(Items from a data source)
----------------

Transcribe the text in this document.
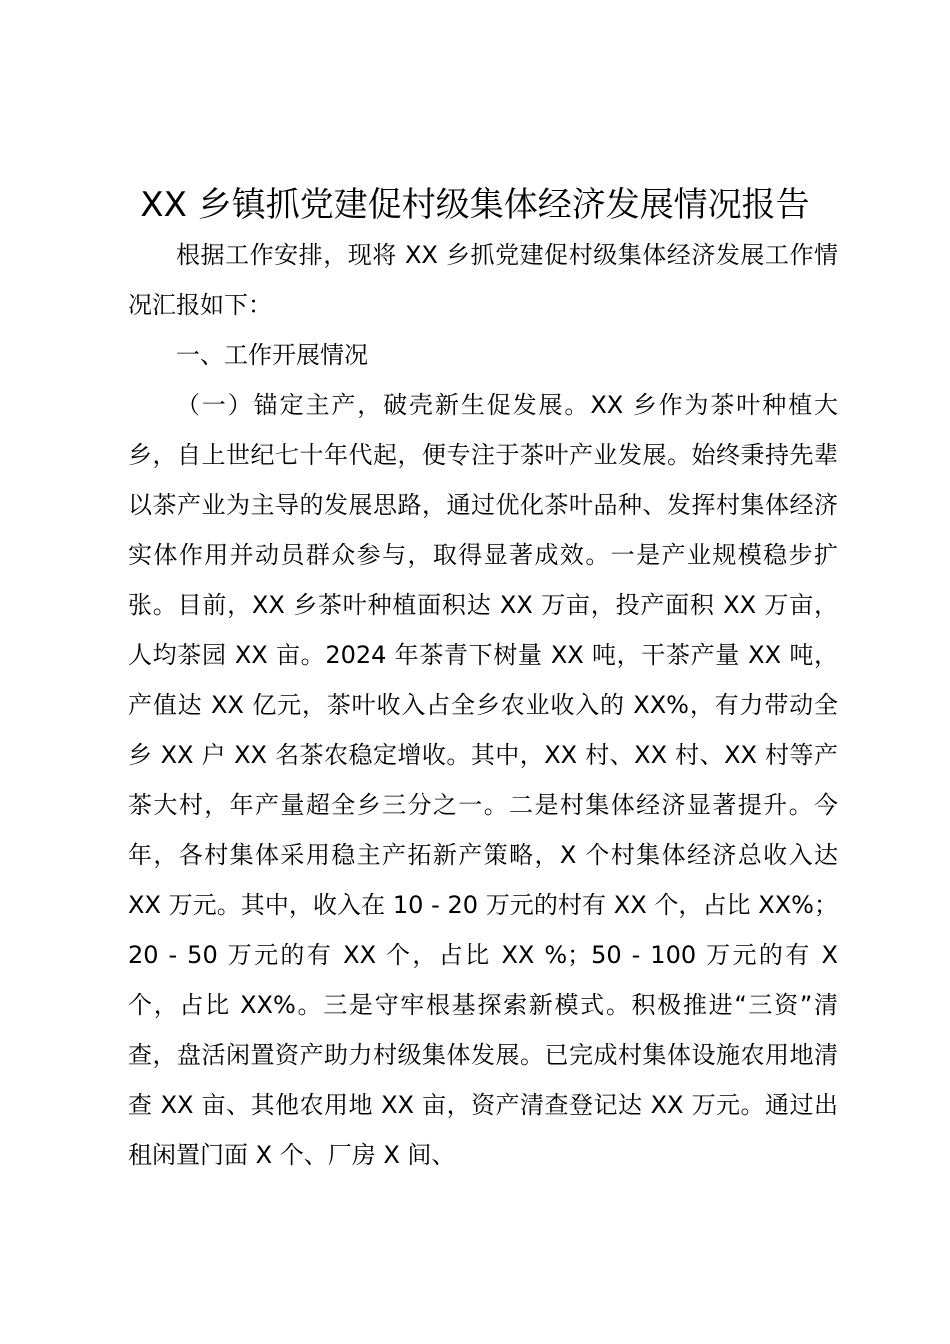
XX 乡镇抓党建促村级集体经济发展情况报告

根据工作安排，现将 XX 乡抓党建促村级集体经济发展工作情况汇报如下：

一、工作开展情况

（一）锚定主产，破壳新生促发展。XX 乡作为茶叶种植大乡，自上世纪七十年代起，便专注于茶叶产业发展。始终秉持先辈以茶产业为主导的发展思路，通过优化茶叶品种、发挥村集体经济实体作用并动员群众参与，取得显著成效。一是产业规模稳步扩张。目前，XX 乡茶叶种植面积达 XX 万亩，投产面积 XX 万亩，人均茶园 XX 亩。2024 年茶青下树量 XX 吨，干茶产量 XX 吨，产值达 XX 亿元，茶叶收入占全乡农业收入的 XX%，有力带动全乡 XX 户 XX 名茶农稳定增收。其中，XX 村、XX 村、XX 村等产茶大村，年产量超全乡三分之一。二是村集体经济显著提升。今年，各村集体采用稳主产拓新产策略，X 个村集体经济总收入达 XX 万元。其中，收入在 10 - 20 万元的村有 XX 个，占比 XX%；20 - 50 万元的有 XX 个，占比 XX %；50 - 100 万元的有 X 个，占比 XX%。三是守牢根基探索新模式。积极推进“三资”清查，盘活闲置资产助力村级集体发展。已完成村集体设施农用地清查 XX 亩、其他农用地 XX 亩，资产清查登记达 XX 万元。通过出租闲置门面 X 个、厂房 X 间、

----------------

* GOAL *
Set the entries down again exactly. Do not include the images.

* OUTPUT BELOW *
Transcribe the text in this document.
XX 乡镇抓党建促村级集体经济发展情况报告

根据工作安排，现将 XX 乡抓党建促村级集体经济发展工作情况汇报如下：

一、工作开展情况

（一）锚定主产，破壳新生促发展。XX 乡作为茶叶种植大乡，自上世纪七十年代起，便专注于茶叶产业发展。始终秉持先辈以茶产业为主导的发展思路，通过优化茶叶品种、发挥村集体经济实体作用并动员群众参与，取得显著成效。一是产业规模稳步扩张。目前，XX 乡茶叶种植面积达 XX 万亩，投产面积 XX 万亩，人均茶园 XX 亩。2024 年茶青下树量 XX 吨，干茶产量 XX 吨，产值达 XX 亿元，茶叶收入占全乡农业收入的 XX%，有力带动全乡 XX 户 XX 名茶农稳定增收。其中，XX 村、XX 村、XX 村等产茶大村，年产量超全乡三分之一。二是村集体经济显著提升。今年，各村集体采用稳主产拓新产策略，X 个村集体经济总收入达 XX 万元。其中，收入在 10 - 20 万元的村有 XX 个，占比 XX%；20 - 50 万元的有 XX 个，占比 XX %；50 - 100 万元的有 X 个，占比 XX%。三是守牢根基探索新模式。积极推进“三资”清查，盘活闲置资产助力村级集体发展。已完成村集体设施农用地清查 XX 亩、其他农用地 XX 亩，资产清查登记达 XX 万元。通过出租闲置门面 X 个、厂房 X 间、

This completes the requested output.